[Source records]

_____

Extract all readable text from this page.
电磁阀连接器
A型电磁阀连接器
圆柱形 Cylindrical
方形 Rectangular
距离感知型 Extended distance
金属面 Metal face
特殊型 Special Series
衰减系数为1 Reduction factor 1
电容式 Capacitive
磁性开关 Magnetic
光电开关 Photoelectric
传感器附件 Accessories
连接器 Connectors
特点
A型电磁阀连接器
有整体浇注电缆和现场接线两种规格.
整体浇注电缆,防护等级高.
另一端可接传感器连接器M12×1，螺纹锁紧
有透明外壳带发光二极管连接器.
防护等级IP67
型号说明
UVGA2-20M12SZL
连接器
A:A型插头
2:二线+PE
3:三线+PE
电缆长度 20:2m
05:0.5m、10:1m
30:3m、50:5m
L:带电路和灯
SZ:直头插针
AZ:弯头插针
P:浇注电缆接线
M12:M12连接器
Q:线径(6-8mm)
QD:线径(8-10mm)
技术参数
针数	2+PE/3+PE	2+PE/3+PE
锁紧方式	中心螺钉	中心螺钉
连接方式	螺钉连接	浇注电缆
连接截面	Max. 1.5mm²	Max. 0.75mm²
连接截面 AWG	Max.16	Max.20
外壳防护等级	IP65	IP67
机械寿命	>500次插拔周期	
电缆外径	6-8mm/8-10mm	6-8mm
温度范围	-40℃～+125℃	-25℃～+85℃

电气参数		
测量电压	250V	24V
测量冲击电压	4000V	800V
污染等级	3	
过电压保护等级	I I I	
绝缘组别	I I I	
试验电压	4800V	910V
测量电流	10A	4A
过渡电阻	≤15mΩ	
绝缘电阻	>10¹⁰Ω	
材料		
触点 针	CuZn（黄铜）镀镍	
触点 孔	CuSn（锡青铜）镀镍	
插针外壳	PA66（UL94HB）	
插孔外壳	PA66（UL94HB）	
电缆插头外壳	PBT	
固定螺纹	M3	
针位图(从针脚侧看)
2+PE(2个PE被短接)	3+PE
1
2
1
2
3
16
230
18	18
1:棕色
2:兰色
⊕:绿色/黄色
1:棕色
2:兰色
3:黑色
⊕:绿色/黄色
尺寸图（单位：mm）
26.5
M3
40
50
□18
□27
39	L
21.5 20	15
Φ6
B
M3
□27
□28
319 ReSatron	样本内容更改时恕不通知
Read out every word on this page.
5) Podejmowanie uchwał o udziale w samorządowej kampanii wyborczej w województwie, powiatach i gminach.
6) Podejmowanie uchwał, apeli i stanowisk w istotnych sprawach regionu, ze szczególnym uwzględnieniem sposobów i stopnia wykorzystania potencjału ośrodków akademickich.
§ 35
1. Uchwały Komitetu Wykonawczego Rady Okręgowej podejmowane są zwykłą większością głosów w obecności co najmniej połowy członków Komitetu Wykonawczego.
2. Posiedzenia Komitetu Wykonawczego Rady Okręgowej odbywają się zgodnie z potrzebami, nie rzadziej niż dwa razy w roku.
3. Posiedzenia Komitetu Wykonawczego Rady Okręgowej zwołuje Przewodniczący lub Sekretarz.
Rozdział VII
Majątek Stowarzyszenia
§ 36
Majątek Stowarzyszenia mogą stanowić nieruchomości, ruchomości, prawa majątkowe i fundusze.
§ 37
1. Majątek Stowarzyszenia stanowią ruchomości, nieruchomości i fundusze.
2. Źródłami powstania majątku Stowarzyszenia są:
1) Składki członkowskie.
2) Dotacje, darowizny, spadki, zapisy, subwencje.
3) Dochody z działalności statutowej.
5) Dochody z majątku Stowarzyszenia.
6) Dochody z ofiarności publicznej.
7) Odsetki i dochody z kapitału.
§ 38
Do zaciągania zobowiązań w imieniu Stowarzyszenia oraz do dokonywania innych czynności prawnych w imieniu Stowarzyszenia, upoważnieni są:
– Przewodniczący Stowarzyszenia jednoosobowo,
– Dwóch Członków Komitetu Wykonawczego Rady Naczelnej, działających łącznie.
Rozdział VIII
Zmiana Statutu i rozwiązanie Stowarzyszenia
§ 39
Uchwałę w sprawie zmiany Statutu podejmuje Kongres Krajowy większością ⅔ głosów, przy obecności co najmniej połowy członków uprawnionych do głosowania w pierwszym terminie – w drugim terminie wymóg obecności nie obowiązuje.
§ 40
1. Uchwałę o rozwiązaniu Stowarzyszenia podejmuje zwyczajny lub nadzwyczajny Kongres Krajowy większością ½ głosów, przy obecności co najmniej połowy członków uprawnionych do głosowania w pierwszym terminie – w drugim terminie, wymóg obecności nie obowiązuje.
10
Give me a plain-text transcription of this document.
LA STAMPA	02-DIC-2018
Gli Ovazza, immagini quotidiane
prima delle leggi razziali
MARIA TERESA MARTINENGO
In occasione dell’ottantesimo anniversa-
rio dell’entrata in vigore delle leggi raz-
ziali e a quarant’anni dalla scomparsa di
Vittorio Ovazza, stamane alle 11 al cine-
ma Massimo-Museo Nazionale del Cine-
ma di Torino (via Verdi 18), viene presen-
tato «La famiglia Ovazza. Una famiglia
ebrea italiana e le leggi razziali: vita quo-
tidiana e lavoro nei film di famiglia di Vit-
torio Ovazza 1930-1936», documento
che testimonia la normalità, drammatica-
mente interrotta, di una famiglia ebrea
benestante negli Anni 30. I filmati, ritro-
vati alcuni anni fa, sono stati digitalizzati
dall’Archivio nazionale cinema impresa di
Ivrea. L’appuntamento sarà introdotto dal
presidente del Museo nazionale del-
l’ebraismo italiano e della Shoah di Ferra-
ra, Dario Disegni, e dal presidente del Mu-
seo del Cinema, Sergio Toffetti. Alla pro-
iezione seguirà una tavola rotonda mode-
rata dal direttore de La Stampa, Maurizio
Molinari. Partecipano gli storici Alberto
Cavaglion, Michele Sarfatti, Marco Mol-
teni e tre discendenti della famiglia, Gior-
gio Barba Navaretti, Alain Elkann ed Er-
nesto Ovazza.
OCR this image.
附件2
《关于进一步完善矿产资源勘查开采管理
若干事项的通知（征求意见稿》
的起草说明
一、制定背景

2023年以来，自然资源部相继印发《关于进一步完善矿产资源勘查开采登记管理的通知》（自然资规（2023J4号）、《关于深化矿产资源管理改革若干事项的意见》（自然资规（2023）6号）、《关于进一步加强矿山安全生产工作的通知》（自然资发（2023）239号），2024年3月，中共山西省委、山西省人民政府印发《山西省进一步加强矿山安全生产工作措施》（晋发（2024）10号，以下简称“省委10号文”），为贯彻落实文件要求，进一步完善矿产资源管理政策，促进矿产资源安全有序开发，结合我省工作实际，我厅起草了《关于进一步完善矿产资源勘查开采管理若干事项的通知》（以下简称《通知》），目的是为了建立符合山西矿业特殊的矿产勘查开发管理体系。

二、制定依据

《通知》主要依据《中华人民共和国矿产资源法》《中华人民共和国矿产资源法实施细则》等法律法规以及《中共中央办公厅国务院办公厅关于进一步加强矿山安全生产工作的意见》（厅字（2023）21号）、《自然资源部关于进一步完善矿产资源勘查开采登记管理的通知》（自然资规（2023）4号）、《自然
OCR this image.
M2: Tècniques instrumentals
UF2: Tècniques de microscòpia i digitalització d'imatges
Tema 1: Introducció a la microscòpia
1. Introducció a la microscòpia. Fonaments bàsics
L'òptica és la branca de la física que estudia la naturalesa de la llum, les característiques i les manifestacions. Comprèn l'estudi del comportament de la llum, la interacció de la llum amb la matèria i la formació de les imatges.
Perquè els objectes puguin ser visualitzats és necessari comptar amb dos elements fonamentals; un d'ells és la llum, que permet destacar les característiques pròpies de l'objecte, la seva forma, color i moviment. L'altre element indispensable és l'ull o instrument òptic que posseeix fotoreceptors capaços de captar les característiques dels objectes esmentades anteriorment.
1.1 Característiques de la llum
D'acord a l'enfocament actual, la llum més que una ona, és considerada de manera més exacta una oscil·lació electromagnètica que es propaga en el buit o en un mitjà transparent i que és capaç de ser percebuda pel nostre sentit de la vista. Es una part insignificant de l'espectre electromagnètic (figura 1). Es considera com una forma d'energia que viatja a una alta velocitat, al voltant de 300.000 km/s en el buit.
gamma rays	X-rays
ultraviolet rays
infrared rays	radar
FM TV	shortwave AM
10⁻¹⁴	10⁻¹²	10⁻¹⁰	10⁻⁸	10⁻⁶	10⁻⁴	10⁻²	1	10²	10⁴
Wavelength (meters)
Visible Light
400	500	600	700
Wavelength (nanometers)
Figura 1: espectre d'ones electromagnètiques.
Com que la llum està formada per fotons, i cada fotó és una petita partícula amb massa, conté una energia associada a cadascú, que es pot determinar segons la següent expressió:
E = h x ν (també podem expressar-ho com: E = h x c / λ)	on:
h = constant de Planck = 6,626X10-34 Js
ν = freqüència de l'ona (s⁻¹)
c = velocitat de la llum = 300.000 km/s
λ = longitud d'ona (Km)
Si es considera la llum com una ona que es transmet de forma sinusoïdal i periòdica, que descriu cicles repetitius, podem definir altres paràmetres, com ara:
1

_____

Write out each line of the data that holds the string "presidente".

• ANSWER
presidente del Museo nazionale del-
ra, Dario Disegni, e dal presidente del Mu-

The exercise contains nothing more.